Do this
Write out all the lines again, precisely as they stand, but without the images.

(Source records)
• • • • •

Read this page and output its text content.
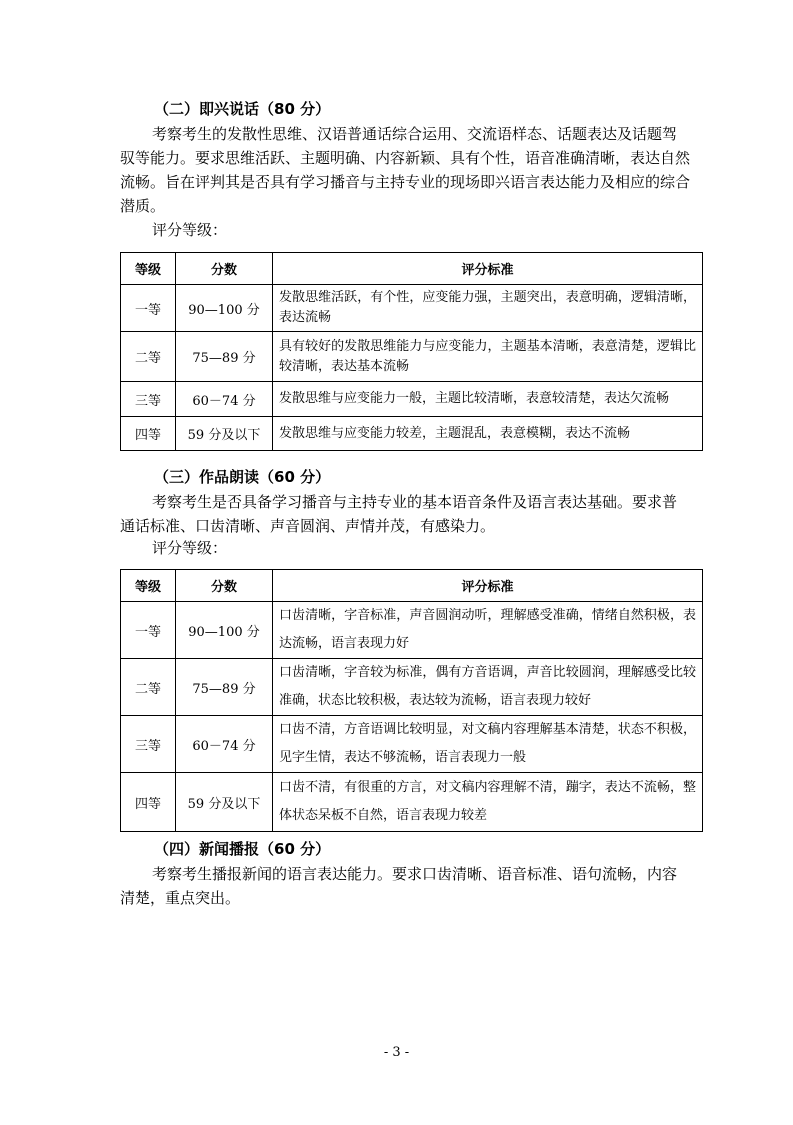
（二）即兴说话（80 分）

考察考生的发散性思维、汉语普通话综合运用、交流语样态、话题表达及话题驾驭等能力。要求思维活跃、主题明确、内容新颖、具有个性，语音准确清晰，表达自然流畅。旨在评判其是否具有学习播音与主持专业的现场即兴语言表达能力及相应的综合潜质。

评分等级：
等级	分数	评分标准
一等	90—100 分	发散思维活跃，有个性，应变能力强，主题突出，表意明确，逻辑清晰，表达流畅
二等	75—89 分	具有较好的发散思维能力与应变能力，主题基本清晰，表意清楚，逻辑比较清晰，表达基本流畅
三等	60－74 分	发散思维与应变能力一般，主题比较清晰，表意较清楚，表达欠流畅
四等	59 分及以下	发散思维与应变能力较差，主题混乱，表意模糊，表达不流畅
（三）作品朗读（60 分）

考察考生是否具备学习播音与主持专业的基本语音条件及语言表达基础。要求普通话标准、口齿清晰、声音圆润、声情并茂，有感染力。

评分等级：
等级	分数	评分标准
一等	90—100 分	口齿清晰，字音标准，声音圆润动听，理解感受准确，情绪自然积极，表达流畅，语言表现力好
二等	75—89 分	口齿清晰，字音较为标准，偶有方音语调，声音比较圆润，理解感受比较准确，状态比较积极，表达较为流畅，语言表现力较好
三等	60－74 分	口齿不清，方音语调比较明显，对文稿内容理解基本清楚，状态不积极，见字生情，表达不够流畅，语言表现力一般
四等	59 分及以下	口齿不清，有很重的方言，对文稿内容理解不清，蹦字，表达不流畅，整体状态呆板不自然，语言表现力较差
（四）新闻播报（60 分）

考察考生播报新闻的语言表达能力。要求口齿清晰、语音标准、语句流畅，内容清楚，重点突出。

- 3 -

• • • • •

Correct output
Read this page and output its text content.
（二）即兴说话（80 分）

考察考生的发散性思维、汉语普通话综合运用、交流语样态、话题表达及话题驾驭等能力。要求思维活跃、主题明确、内容新颖、具有个性，语音准确清晰，表达自然流畅。旨在评判其是否具有学习播音与主持专业的现场即兴语言表达能力及相应的综合潜质。

评分等级：
等级	分数	评分标准
一等	90—100 分	发散思维活跃，有个性，应变能力强，主题突出，表意明确，逻辑清晰，表达流畅
二等	75—89 分	具有较好的发散思维能力与应变能力，主题基本清晰，表意清楚，逻辑比较清晰，表达基本流畅
三等	60－74 分	发散思维与应变能力一般，主题比较清晰，表意较清楚，表达欠流畅
四等	59 分及以下	发散思维与应变能力较差，主题混乱，表意模糊，表达不流畅
（三）作品朗读（60 分）

考察考生是否具备学习播音与主持专业的基本语音条件及语言表达基础。要求普通话标准、口齿清晰、声音圆润、声情并茂，有感染力。

评分等级：
等级	分数	评分标准
一等	90—100 分	口齿清晰，字音标准，声音圆润动听，理解感受准确，情绪自然积极，表达流畅，语言表现力好
二等	75—89 分	口齿清晰，字音较为标准，偶有方音语调，声音比较圆润，理解感受比较准确，状态比较积极，表达较为流畅，语言表现力较好
三等	60－74 分	口齿不清，方音语调比较明显，对文稿内容理解基本清楚，状态不积极，见字生情，表达不够流畅，语言表现力一般
四等	59 分及以下	口齿不清，有很重的方言，对文稿内容理解不清，蹦字，表达不流畅，整体状态呆板不自然，语言表现力较差
（四）新闻播报（60 分）

考察考生播报新闻的语言表达能力。要求口齿清晰、语音标准、语句流畅，内容清楚，重点突出。

- 3 -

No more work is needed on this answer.